## BEGIN Raw records
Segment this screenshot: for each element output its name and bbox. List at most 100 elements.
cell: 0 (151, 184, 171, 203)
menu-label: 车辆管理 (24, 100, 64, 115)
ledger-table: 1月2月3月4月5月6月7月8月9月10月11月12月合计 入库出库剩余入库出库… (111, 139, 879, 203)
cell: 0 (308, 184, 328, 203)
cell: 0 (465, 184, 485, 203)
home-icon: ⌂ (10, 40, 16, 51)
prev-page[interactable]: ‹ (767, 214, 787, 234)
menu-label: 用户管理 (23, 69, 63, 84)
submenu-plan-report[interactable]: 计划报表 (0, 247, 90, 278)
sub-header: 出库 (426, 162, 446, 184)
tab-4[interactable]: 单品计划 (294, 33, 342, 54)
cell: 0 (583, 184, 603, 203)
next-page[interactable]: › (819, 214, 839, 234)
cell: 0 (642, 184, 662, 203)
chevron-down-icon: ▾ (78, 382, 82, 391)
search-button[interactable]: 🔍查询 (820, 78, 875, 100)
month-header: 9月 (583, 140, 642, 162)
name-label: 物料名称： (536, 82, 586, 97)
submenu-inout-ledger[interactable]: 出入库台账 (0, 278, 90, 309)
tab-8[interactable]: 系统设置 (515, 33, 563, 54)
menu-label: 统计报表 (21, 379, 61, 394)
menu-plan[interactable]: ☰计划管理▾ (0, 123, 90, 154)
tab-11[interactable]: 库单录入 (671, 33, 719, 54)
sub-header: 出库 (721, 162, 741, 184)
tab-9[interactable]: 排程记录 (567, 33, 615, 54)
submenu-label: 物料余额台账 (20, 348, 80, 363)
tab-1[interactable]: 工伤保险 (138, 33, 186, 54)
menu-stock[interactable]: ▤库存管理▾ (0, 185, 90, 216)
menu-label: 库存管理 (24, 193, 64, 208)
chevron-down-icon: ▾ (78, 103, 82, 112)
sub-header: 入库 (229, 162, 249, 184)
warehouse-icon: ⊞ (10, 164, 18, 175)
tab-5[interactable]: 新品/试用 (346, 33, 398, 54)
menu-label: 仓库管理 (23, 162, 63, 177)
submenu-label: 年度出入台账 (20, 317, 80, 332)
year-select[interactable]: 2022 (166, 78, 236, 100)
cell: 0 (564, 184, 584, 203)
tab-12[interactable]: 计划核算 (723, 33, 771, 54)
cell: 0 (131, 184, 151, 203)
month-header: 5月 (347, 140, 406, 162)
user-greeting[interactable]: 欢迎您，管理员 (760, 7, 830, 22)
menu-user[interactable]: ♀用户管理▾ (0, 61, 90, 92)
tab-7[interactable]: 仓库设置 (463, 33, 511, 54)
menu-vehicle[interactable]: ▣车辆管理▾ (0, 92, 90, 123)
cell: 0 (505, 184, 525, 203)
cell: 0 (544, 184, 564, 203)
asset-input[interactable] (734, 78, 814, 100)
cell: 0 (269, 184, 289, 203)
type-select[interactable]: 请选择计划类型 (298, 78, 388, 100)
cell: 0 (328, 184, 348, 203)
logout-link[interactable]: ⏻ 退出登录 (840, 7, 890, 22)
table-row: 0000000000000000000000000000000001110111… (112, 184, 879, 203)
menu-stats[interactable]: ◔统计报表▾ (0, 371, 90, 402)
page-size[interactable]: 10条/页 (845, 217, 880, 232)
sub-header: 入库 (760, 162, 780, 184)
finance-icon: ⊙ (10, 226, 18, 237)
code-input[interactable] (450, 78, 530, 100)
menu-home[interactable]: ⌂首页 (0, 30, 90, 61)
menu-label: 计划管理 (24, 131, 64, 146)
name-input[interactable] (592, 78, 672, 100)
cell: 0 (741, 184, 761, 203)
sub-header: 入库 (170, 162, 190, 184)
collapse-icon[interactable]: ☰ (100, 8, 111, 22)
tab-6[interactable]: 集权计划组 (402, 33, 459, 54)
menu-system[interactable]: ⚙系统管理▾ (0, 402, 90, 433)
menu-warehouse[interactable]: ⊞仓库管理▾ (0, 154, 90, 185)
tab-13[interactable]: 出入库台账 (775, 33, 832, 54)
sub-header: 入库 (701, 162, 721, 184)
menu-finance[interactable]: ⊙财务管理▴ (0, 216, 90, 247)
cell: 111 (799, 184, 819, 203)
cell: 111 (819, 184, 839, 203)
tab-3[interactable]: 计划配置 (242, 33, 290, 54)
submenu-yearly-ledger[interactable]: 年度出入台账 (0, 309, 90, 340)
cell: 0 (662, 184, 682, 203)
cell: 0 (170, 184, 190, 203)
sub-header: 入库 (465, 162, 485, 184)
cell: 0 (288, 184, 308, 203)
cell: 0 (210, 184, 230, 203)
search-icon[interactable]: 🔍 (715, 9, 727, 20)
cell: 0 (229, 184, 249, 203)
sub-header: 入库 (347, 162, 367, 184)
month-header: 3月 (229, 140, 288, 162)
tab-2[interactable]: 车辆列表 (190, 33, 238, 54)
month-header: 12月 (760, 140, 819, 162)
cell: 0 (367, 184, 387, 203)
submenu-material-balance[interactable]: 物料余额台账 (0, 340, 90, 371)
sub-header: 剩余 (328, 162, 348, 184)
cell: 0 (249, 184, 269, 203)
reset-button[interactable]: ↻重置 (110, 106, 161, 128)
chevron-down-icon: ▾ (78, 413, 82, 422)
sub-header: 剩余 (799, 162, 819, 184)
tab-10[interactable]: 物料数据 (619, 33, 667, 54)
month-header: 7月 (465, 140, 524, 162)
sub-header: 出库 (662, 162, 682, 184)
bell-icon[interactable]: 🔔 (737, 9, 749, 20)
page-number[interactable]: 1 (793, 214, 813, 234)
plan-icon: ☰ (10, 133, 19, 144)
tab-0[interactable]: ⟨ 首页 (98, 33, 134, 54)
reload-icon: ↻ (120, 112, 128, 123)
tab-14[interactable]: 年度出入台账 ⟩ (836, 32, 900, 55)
## END Raw records
Task to carry out
Copy out every one of the entries above, line for line, without changing a single character.

Result for this exercise
Segment this screenshot: for each element output its name and bbox. List at most 100 elements.
cell: 0 (151, 184, 171, 203)
menu-label: 车辆管理 (24, 100, 64, 115)
ledger-table: 1月2月3月4月5月6月7月8月9月10月11月12月合计 入库出库剩余入库出库… (111, 139, 879, 203)
cell: 0 (308, 184, 328, 203)
cell: 0 (465, 184, 485, 203)
home-icon: ⌂ (10, 40, 16, 51)
prev-page[interactable]: ‹ (767, 214, 787, 234)
menu-label: 用户管理 (23, 69, 63, 84)
submenu-plan-report[interactable]: 计划报表 (0, 247, 90, 278)
sub-header: 出库 (426, 162, 446, 184)
tab-4[interactable]: 单品计划 (294, 33, 342, 54)
cell: 0 (583, 184, 603, 203)
next-page[interactable]: › (819, 214, 839, 234)
cell: 0 (642, 184, 662, 203)
chevron-down-icon: ▾ (78, 382, 82, 391)
search-button[interactable]: 🔍查询 (820, 78, 875, 100)
month-header: 9月 (583, 140, 642, 162)
name-label: 物料名称： (536, 82, 586, 97)
submenu-inout-ledger[interactable]: 出入库台账 (0, 278, 90, 309)
tab-8[interactable]: 系统设置 (515, 33, 563, 54)
menu-label: 统计报表 (21, 379, 61, 394)
menu-plan[interactable]: ☰计划管理▾ (0, 123, 90, 154)
tab-11[interactable]: 库单录入 (671, 33, 719, 54)
sub-header: 出库 (721, 162, 741, 184)
tab-9[interactable]: 排程记录 (567, 33, 615, 54)
submenu-label: 物料余额台账 (20, 348, 80, 363)
tab-1[interactable]: 工伤保险 (138, 33, 186, 54)
menu-stock[interactable]: ▤库存管理▾ (0, 185, 90, 216)
menu-label: 库存管理 (24, 193, 64, 208)
chevron-down-icon: ▾ (78, 103, 82, 112)
sub-header: 入库 (229, 162, 249, 184)
warehouse-icon: ⊞ (10, 164, 18, 175)
tab-5[interactable]: 新品/试用 (346, 33, 398, 54)
menu-label: 仓库管理 (23, 162, 63, 177)
submenu-label: 年度出入台账 (20, 317, 80, 332)
year-select[interactable]: 2022 (166, 78, 236, 100)
cell: 0 (564, 184, 584, 203)
tab-12[interactable]: 计划核算 (723, 33, 771, 54)
cell: 0 (131, 184, 151, 203)
month-header: 5月 (347, 140, 406, 162)
user-greeting[interactable]: 欢迎您，管理员 (760, 7, 830, 22)
menu-user[interactable]: ♀用户管理▾ (0, 61, 90, 92)
tab-7[interactable]: 仓库设置 (463, 33, 511, 54)
menu-vehicle[interactable]: ▣车辆管理▾ (0, 92, 90, 123)
cell: 0 (505, 184, 525, 203)
cell: 0 (544, 184, 564, 203)
asset-input[interactable] (734, 78, 814, 100)
cell: 0 (269, 184, 289, 203)
type-select[interactable]: 请选择计划类型 (298, 78, 388, 100)
cell: 0 (328, 184, 348, 203)
logout-link[interactable]: ⏻ 退出登录 (840, 7, 890, 22)
table-row: 0000000000000000000000000000000001110111… (112, 184, 879, 203)
menu-stats[interactable]: ◔统计报表▾ (0, 371, 90, 402)
page-size[interactable]: 10条/页 (845, 217, 880, 232)
sub-header: 入库 (760, 162, 780, 184)
finance-icon: ⊙ (10, 226, 18, 237)
code-input[interactable] (450, 78, 530, 100)
menu-home[interactable]: ⌂首页 (0, 30, 90, 61)
menu-label: 计划管理 (24, 131, 64, 146)
name-input[interactable] (592, 78, 672, 100)
cell: 0 (741, 184, 761, 203)
sub-header: 入库 (170, 162, 190, 184)
collapse-icon[interactable]: ☰ (100, 8, 111, 22)
tab-6[interactable]: 集权计划组 (402, 33, 459, 54)
menu-system[interactable]: ⚙系统管理▾ (0, 402, 90, 433)
menu-warehouse[interactable]: ⊞仓库管理▾ (0, 154, 90, 185)
tab-13[interactable]: 出入库台账 (775, 33, 832, 54)
sub-header: 入库 (701, 162, 721, 184)
menu-finance[interactable]: ⊙财务管理▴ (0, 216, 90, 247)
cell: 111 (799, 184, 819, 203)
cell: 111 (819, 184, 839, 203)
tab-3[interactable]: 计划配置 (242, 33, 290, 54)
submenu-yearly-ledger[interactable]: 年度出入台账 (0, 309, 90, 340)
cell: 0 (662, 184, 682, 203)
cell: 0 (170, 184, 190, 203)
sub-header: 入库 (465, 162, 485, 184)
cell: 0 (288, 184, 308, 203)
cell: 0 (210, 184, 230, 203)
search-icon[interactable]: 🔍 (715, 9, 727, 20)
cell: 0 (229, 184, 249, 203)
sub-header: 入库 (347, 162, 367, 184)
month-header: 3月 (229, 140, 288, 162)
tab-2[interactable]: 车辆列表 (190, 33, 238, 54)
month-header: 12月 (760, 140, 819, 162)
cell: 0 (367, 184, 387, 203)
submenu-material-balance[interactable]: 物料余额台账 (0, 340, 90, 371)
sub-header: 剩余 (328, 162, 348, 184)
cell: 0 (249, 184, 269, 203)
reset-button[interactable]: ↻重置 (110, 106, 161, 128)
chevron-down-icon: ▾ (78, 413, 82, 422)
sub-header: 剩余 (799, 162, 819, 184)
tab-10[interactable]: 物料数据 (619, 33, 667, 54)
month-header: 7月 (465, 140, 524, 162)
sub-header: 出库 (662, 162, 682, 184)
bell-icon[interactable]: 🔔 (737, 9, 749, 20)
page-number[interactable]: 1 (793, 214, 813, 234)
plan-icon: ☰ (10, 133, 19, 144)
tab-0[interactable]: ⟨ 首页 (98, 33, 134, 54)
reload-icon: ↻ (120, 112, 128, 123)
tab-14[interactable]: 年度出入台账 ⟩ (836, 32, 900, 55)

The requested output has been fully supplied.